- **Exercise brief**
Of the lines in these entries, how many contain the string "restraint"? Give the number and nothing else.
--- START Data in this exercise ---
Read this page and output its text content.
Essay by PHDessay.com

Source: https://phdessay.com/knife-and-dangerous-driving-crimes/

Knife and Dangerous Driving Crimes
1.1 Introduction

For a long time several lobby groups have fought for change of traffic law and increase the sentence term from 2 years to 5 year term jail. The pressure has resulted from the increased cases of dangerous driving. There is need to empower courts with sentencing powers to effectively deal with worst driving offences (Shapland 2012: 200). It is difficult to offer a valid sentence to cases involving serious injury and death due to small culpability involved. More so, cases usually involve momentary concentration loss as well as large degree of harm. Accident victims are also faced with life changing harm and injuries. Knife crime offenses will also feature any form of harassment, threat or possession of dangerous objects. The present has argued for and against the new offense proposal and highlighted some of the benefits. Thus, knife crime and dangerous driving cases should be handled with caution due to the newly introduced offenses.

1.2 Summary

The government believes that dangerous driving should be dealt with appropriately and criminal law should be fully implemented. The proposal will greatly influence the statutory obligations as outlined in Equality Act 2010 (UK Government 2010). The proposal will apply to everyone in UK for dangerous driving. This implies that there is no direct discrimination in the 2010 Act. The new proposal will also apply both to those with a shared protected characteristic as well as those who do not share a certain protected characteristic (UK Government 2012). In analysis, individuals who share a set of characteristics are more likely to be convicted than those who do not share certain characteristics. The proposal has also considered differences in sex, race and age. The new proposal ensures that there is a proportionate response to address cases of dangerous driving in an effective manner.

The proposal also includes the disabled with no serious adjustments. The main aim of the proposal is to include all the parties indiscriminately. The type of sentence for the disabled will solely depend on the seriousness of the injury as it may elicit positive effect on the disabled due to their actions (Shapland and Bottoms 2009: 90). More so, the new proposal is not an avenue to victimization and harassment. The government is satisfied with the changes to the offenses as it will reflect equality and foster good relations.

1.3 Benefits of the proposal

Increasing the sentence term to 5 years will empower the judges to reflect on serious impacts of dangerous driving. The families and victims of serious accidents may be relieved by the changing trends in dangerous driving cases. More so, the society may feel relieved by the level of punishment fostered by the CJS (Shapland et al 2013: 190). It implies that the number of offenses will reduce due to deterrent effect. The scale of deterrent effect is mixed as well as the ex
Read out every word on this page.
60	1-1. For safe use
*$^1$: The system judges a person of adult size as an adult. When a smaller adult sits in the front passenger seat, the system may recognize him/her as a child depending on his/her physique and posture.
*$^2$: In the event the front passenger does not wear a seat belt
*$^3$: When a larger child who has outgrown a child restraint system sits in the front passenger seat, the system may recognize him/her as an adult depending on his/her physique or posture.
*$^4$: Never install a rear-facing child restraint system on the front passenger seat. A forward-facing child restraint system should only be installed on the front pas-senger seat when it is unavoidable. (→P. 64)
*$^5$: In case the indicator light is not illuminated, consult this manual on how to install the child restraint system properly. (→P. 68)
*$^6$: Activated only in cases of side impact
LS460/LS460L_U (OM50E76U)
--- END Data in this exercise ---
- **Solution to this problem**
3